**What is needed**
Reproduce each line of the material exactly, minus any picture.
** start Provided data **
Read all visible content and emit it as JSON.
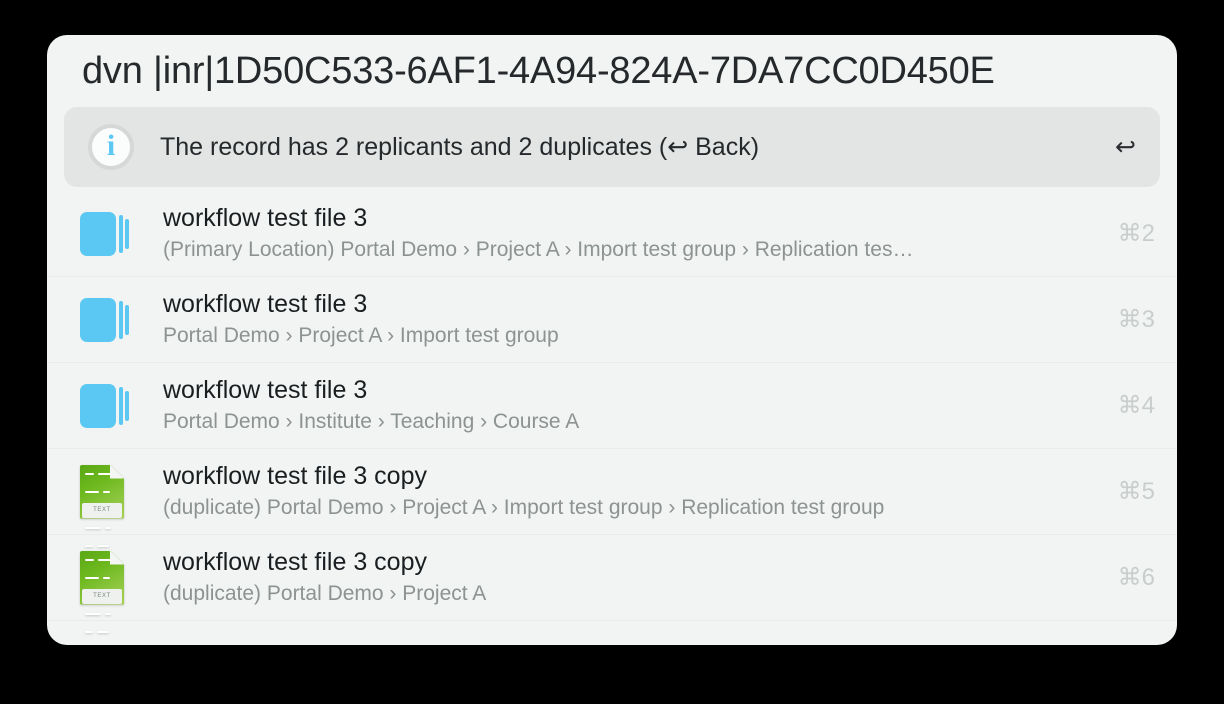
{
  "window": {
    "title": "dvn |inr|1D50C533-6AF1-4A94-824A-7DA7CC0D450E",
    "background_color": "#f1f4f3",
    "canvas_color": "#000000"
  },
  "banner": {
    "icon": "info-circle-icon",
    "message": "The record has 2 replicants and 2 duplicates  (↩ Back)",
    "return_glyph": "↩",
    "background_color": "#e2e5e4",
    "accent_color": "#5ec8f5"
  },
  "results": [
    {
      "icon": "stack-icon",
      "title": "workflow test file 3",
      "path": "(Primary Location) Portal Demo › Project A › Import test group › Replication tes…",
      "shortcut": "⌘2"
    },
    {
      "icon": "stack-icon",
      "title": "workflow test file 3",
      "path": "Portal Demo › Project A › Import test group",
      "shortcut": "⌘3"
    },
    {
      "icon": "stack-icon",
      "title": "workflow test file 3",
      "path": "Portal Demo › Institute › Teaching › Course A",
      "shortcut": "⌘4"
    },
    {
      "icon": "text-document-icon",
      "icon_label": "TEXT",
      "title": "workflow test file 3 copy",
      "path": "(duplicate) Portal Demo › Project A › Import test group › Replication test group",
      "shortcut": "⌘5"
    },
    {
      "icon": "text-document-icon",
      "icon_label": "TEXT",
      "title": "workflow test file 3 copy",
      "path": "(duplicate) Portal Demo › Project A",
      "shortcut": "⌘6"
    }
  ],
  "colors": {
    "stack_icon_blue": "#5ac8f2",
    "text_icon_green": "#8cc63f",
    "shortcut_gray": "#c9cecd",
    "subtitle_gray": "#8d9391"
  }
}
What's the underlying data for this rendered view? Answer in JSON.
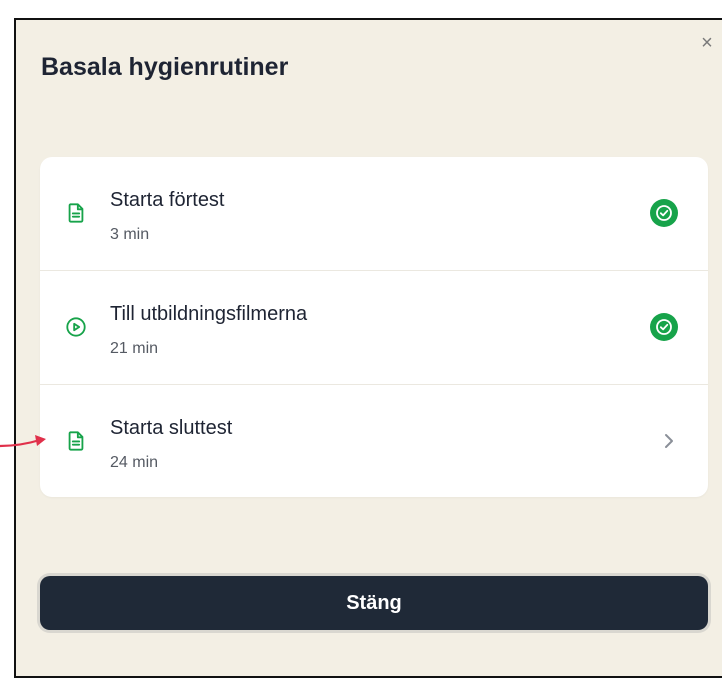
** end Provided data **
**Full solution**
Read all visible content and emit it as JSON.
{
  "window": {
    "title": "dvn |inr|1D50C533-6AF1-4A94-824A-7DA7CC0D450E",
    "background_color": "#f1f4f3",
    "canvas_color": "#000000"
  },
  "banner": {
    "icon": "info-circle-icon",
    "message": "The record has 2 replicants and 2 duplicates  (↩ Back)",
    "return_glyph": "↩",
    "background_color": "#e2e5e4",
    "accent_color": "#5ec8f5"
  },
  "results": [
    {
      "icon": "stack-icon",
      "title": "workflow test file 3",
      "path": "(Primary Location) Portal Demo › Project A › Import test group › Replication tes…",
      "shortcut": "⌘2"
    },
    {
      "icon": "stack-icon",
      "title": "workflow test file 3",
      "path": "Portal Demo › Project A › Import test group",
      "shortcut": "⌘3"
    },
    {
      "icon": "stack-icon",
      "title": "workflow test file 3",
      "path": "Portal Demo › Institute › Teaching › Course A",
      "shortcut": "⌘4"
    },
    {
      "icon": "text-document-icon",
      "icon_label": "TEXT",
      "title": "workflow test file 3 copy",
      "path": "(duplicate) Portal Demo › Project A › Import test group › Replication test group",
      "shortcut": "⌘5"
    },
    {
      "icon": "text-document-icon",
      "icon_label": "TEXT",
      "title": "workflow test file 3 copy",
      "path": "(duplicate) Portal Demo › Project A",
      "shortcut": "⌘6"
    }
  ],
  "colors": {
    "stack_icon_blue": "#5ac8f2",
    "text_icon_green": "#8cc63f",
    "shortcut_gray": "#c9cecd",
    "subtitle_gray": "#8d9391"
  }
}
What's the underlying data for this rendered view? Answer in JSON.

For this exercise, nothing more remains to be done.